■ DIRECTIONS FOR THIS TASK
Omit all images. Transcribe the rest of the material below exactly.

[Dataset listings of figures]
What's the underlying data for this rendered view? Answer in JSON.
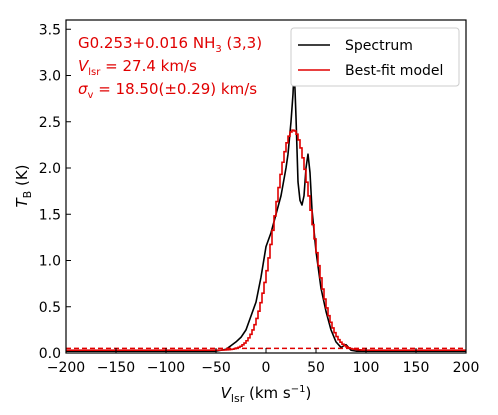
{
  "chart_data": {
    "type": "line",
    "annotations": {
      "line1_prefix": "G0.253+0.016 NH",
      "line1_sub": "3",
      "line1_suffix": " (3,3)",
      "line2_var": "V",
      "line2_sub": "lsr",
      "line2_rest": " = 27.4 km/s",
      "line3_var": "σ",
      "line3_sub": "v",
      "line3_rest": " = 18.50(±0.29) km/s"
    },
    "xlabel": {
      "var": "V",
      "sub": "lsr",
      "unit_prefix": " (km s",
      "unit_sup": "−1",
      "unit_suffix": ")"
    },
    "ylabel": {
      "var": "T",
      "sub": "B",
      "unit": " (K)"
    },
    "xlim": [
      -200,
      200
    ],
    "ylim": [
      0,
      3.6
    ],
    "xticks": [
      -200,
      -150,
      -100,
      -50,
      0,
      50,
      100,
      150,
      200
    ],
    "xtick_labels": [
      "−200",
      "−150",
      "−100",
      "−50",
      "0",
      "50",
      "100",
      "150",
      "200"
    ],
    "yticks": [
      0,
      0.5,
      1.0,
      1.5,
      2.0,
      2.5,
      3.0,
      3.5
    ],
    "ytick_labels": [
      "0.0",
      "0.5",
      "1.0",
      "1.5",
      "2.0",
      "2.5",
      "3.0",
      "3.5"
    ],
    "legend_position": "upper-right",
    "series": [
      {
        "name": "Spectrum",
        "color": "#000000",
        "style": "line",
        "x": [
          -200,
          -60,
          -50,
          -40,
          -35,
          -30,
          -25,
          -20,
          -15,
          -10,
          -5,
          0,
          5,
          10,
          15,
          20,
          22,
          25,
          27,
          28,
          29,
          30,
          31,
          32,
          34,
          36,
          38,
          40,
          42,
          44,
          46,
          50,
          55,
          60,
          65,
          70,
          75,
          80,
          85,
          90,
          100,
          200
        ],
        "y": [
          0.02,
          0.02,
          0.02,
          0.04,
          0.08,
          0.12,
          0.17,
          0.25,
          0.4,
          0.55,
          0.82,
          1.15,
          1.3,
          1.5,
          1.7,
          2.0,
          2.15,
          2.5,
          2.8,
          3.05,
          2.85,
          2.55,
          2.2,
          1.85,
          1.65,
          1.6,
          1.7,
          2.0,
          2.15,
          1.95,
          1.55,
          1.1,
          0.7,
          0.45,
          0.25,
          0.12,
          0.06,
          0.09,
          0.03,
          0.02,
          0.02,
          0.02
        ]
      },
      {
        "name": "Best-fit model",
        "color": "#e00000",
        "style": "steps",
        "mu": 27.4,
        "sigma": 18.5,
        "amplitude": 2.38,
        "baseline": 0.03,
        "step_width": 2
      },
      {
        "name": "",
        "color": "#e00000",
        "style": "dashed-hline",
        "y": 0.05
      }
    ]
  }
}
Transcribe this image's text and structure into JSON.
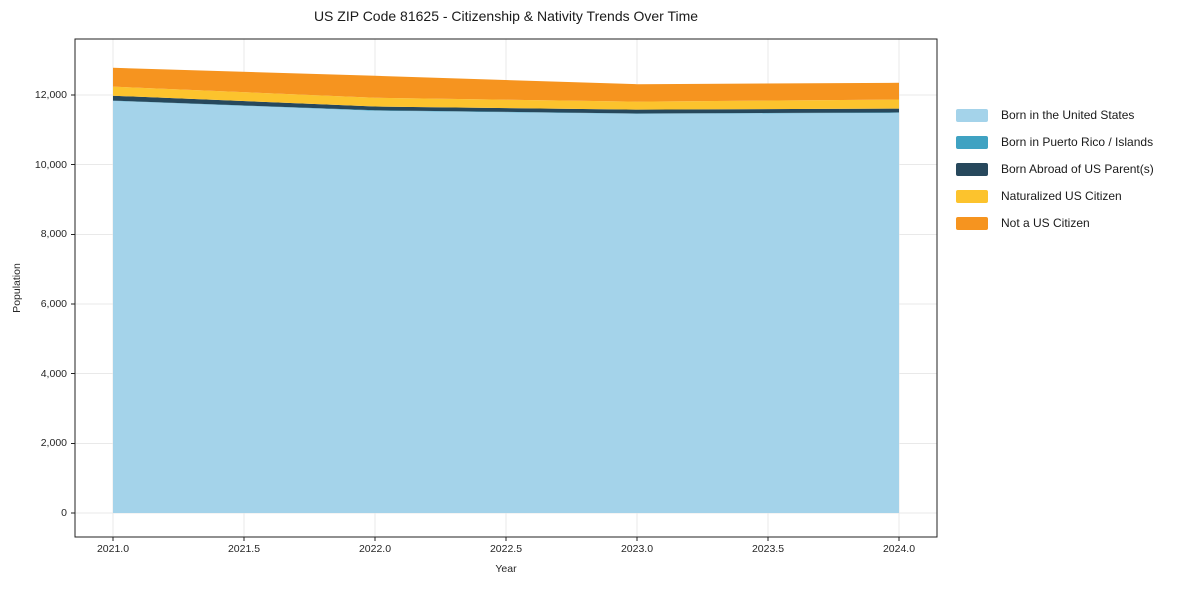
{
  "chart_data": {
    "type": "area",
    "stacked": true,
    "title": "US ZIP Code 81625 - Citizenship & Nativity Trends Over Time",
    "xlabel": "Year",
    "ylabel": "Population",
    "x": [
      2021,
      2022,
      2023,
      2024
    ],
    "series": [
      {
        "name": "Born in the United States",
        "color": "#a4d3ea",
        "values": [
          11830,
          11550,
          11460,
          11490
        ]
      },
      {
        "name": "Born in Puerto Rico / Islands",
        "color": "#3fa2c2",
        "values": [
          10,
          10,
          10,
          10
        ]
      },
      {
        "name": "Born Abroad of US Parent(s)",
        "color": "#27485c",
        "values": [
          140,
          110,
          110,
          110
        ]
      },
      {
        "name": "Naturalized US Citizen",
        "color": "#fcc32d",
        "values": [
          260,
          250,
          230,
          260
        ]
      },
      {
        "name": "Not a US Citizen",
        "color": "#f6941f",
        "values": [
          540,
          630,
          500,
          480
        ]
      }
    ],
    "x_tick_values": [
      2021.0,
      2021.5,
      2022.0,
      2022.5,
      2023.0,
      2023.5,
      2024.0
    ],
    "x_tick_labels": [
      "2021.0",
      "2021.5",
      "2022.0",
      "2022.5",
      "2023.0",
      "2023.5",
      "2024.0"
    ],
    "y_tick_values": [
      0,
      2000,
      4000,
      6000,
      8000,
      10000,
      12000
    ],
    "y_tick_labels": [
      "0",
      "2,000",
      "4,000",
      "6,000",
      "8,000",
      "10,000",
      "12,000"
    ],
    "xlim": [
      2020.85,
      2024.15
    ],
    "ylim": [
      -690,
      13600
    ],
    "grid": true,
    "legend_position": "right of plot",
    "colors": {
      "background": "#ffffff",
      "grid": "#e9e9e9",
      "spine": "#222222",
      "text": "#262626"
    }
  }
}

■ EXERCISE SOLUTION
What's the underlying data for this rendered view? Answer in JSON.
{
  "chart_data": {
    "type": "line",
    "annotations": {
      "line1_prefix": "G0.253+0.016 NH",
      "line1_sub": "3",
      "line1_suffix": " (3,3)",
      "line2_var": "V",
      "line2_sub": "lsr",
      "line2_rest": " = 27.4 km/s",
      "line3_var": "σ",
      "line3_sub": "v",
      "line3_rest": " = 18.50(±0.29) km/s"
    },
    "xlabel": {
      "var": "V",
      "sub": "lsr",
      "unit_prefix": " (km s",
      "unit_sup": "−1",
      "unit_suffix": ")"
    },
    "ylabel": {
      "var": "T",
      "sub": "B",
      "unit": " (K)"
    },
    "xlim": [
      -200,
      200
    ],
    "ylim": [
      0,
      3.6
    ],
    "xticks": [
      -200,
      -150,
      -100,
      -50,
      0,
      50,
      100,
      150,
      200
    ],
    "xtick_labels": [
      "−200",
      "−150",
      "−100",
      "−50",
      "0",
      "50",
      "100",
      "150",
      "200"
    ],
    "yticks": [
      0,
      0.5,
      1.0,
      1.5,
      2.0,
      2.5,
      3.0,
      3.5
    ],
    "ytick_labels": [
      "0.0",
      "0.5",
      "1.0",
      "1.5",
      "2.0",
      "2.5",
      "3.0",
      "3.5"
    ],
    "legend_position": "upper-right",
    "series": [
      {
        "name": "Spectrum",
        "color": "#000000",
        "style": "line",
        "x": [
          -200,
          -60,
          -50,
          -40,
          -35,
          -30,
          -25,
          -20,
          -15,
          -10,
          -5,
          0,
          5,
          10,
          15,
          20,
          22,
          25,
          27,
          28,
          29,
          30,
          31,
          32,
          34,
          36,
          38,
          40,
          42,
          44,
          46,
          50,
          55,
          60,
          65,
          70,
          75,
          80,
          85,
          90,
          100,
          200
        ],
        "y": [
          0.02,
          0.02,
          0.02,
          0.04,
          0.08,
          0.12,
          0.17,
          0.25,
          0.4,
          0.55,
          0.82,
          1.15,
          1.3,
          1.5,
          1.7,
          2.0,
          2.15,
          2.5,
          2.8,
          3.05,
          2.85,
          2.55,
          2.2,
          1.85,
          1.65,
          1.6,
          1.7,
          2.0,
          2.15,
          1.95,
          1.55,
          1.1,
          0.7,
          0.45,
          0.25,
          0.12,
          0.06,
          0.09,
          0.03,
          0.02,
          0.02,
          0.02
        ]
      },
      {
        "name": "Best-fit model",
        "color": "#e00000",
        "style": "steps",
        "mu": 27.4,
        "sigma": 18.5,
        "amplitude": 2.38,
        "baseline": 0.03,
        "step_width": 2
      },
      {
        "name": "",
        "color": "#e00000",
        "style": "dashed-hline",
        "y": 0.05
      }
    ]
  }
}
Transcribe this image's text and structure into JSON.
{
  "chart_data": {
    "type": "area",
    "stacked": true,
    "title": "US ZIP Code 81625 - Citizenship & Nativity Trends Over Time",
    "xlabel": "Year",
    "ylabel": "Population",
    "x": [
      2021,
      2022,
      2023,
      2024
    ],
    "series": [
      {
        "name": "Born in the United States",
        "color": "#a4d3ea",
        "values": [
          11830,
          11550,
          11460,
          11490
        ]
      },
      {
        "name": "Born in Puerto Rico / Islands",
        "color": "#3fa2c2",
        "values": [
          10,
          10,
          10,
          10
        ]
      },
      {
        "name": "Born Abroad of US Parent(s)",
        "color": "#27485c",
        "values": [
          140,
          110,
          110,
          110
        ]
      },
      {
        "name": "Naturalized US Citizen",
        "color": "#fcc32d",
        "values": [
          260,
          250,
          230,
          260
        ]
      },
      {
        "name": "Not a US Citizen",
        "color": "#f6941f",
        "values": [
          540,
          630,
          500,
          480
        ]
      }
    ],
    "x_tick_values": [
      2021.0,
      2021.5,
      2022.0,
      2022.5,
      2023.0,
      2023.5,
      2024.0
    ],
    "x_tick_labels": [
      "2021.0",
      "2021.5",
      "2022.0",
      "2022.5",
      "2023.0",
      "2023.5",
      "2024.0"
    ],
    "y_tick_values": [
      0,
      2000,
      4000,
      6000,
      8000,
      10000,
      12000
    ],
    "y_tick_labels": [
      "0",
      "2,000",
      "4,000",
      "6,000",
      "8,000",
      "10,000",
      "12,000"
    ],
    "xlim": [
      2020.85,
      2024.15
    ],
    "ylim": [
      -690,
      13600
    ],
    "grid": true,
    "legend_position": "right of plot",
    "colors": {
      "background": "#ffffff",
      "grid": "#e9e9e9",
      "spine": "#222222",
      "text": "#262626"
    }
  }
}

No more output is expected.